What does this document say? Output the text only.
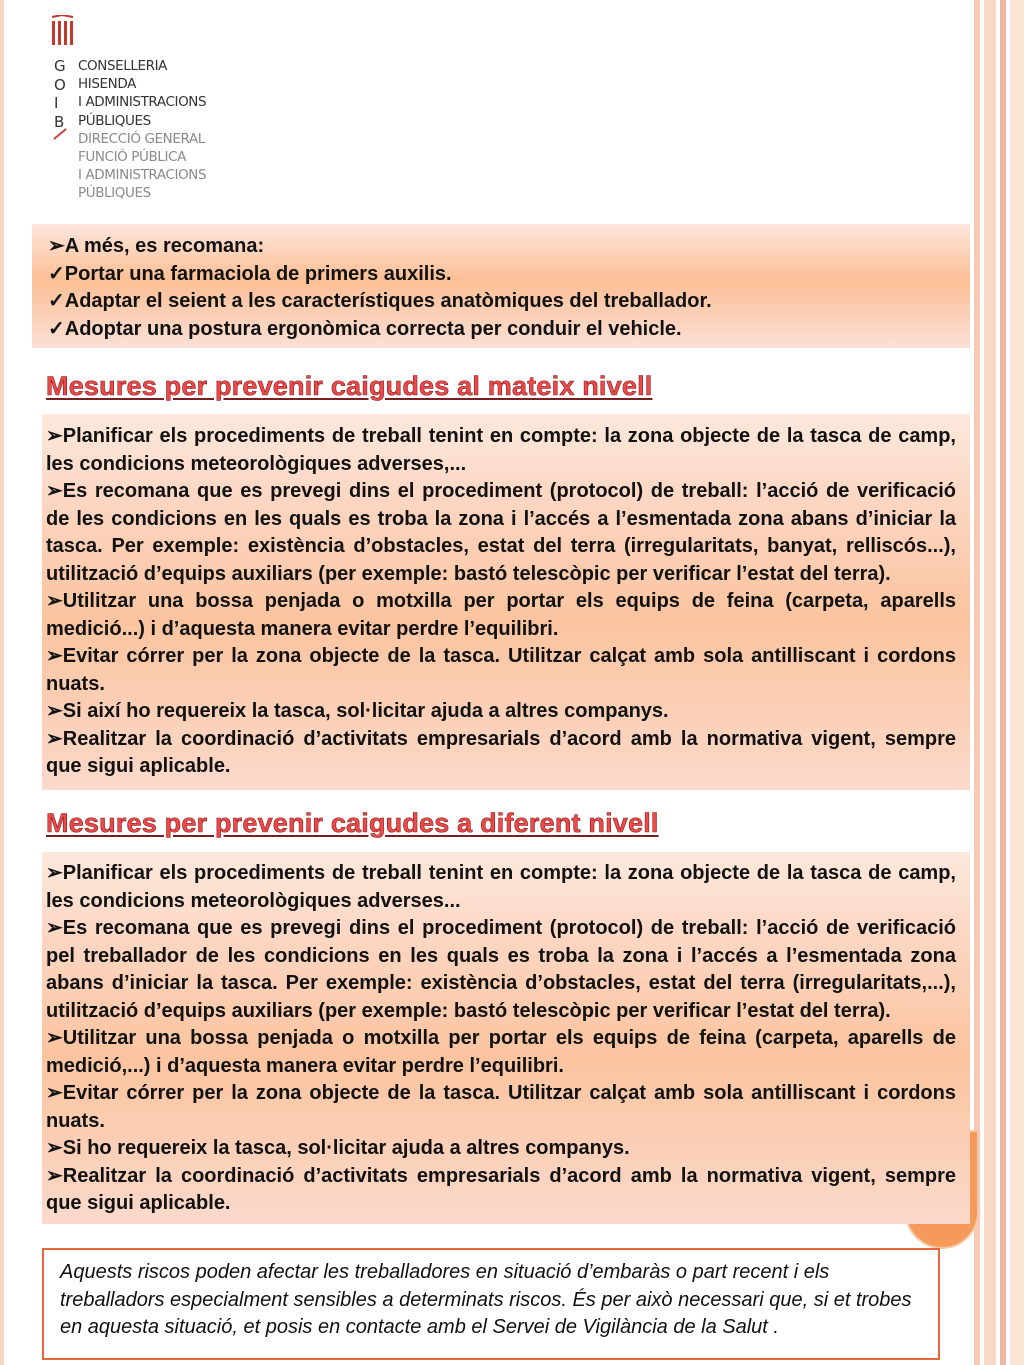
G
O
I
B
CONSELLERIA
HISENDA
I ADMINISTRACIONS
PÚBLIQUES
DIRECCIÓ GENERAL
FUNCIÓ PÚBLICA
I ADMINISTRACIONS
PÚBLIQUES

➢A més, es recomana:

✓Portar una farmaciola de primers auxilis.

✓Adaptar el seient a les característiques anatòmiques del treballador.

✓Adoptar una postura ergonòmica correcta per conduir el vehicle.

Mesures per prevenir caigudes al mateix nivell

➢Planificar els procediments de treball tenint en compte: la zona objecte de la tasca de camp, les condicions meteorològiques adverses,...

➢Es recomana que es prevegi dins el procediment (protocol) de treball: l’acció de verificació de les condicions en les quals es troba la zona i l’accés a l’esmentada zona abans d’iniciar la tasca. Per exemple: existència d’obstacles, estat del terra (irregularitats, banyat, relliscós...), utilització d’equips auxiliars (per exemple: bastó telescòpic per verificar l’estat del terra).

➢Utilitzar una bossa penjada o motxilla per portar els equips de feina (carpeta, aparells medició...) i d’aquesta manera evitar perdre l’equilibri.

➢Evitar córrer per la zona objecte de la tasca. Utilitzar calçat amb sola antilliscant i cordons nuats.

➢Si així ho requereix la tasca, sol·licitar ajuda a altres companys.

➢Realitzar la coordinació d’activitats empresarials d’acord amb la normativa vigent, sempre que sigui aplicable.

Mesures per prevenir caigudes a diferent nivell

➢Planificar els procediments de treball tenint en compte: la zona objecte de la tasca de camp, les condicions meteorològiques adverses...

➢Es recomana que es prevegi dins el procediment (protocol) de treball: l’acció de verificació pel treballador de les condicions en les quals es troba la zona i l’accés a l’esmentada zona abans d’iniciar la tasca. Per exemple: existència d’obstacles, estat del terra (irregularitats,...), utilització d’equips auxiliars (per exemple: bastó telescòpic per verificar l’estat del terra).

➢Utilitzar una bossa penjada o motxilla per portar els equips de feina (carpeta, aparells de medició,...) i d’aquesta manera evitar perdre l’equilibri.

➢Evitar córrer per la zona objecte de la tasca. Utilitzar calçat amb sola antilliscant i cordons nuats.

➢Si ho requereix la tasca, sol·licitar ajuda a altres companys.

➢Realitzar la coordinació d’activitats empresarials d’acord amb la normativa vigent, sempre que sigui aplicable.

Aquests riscos poden afectar les treballadores en situació d’embaràs o part recent i els treballadors especialment sensibles a determinats riscos. És per això necessari que, si et trobes en aquesta situació, et posis en contacte amb el Servei de Vigilància de la Salut .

_Exercise requirements:_ From the entries above, copy out every line where the string "Mesures" appears.

_Complete response:_
Mesures per prevenir caigudes al mateix nivell
Mesures per prevenir caigudes a diferent nivell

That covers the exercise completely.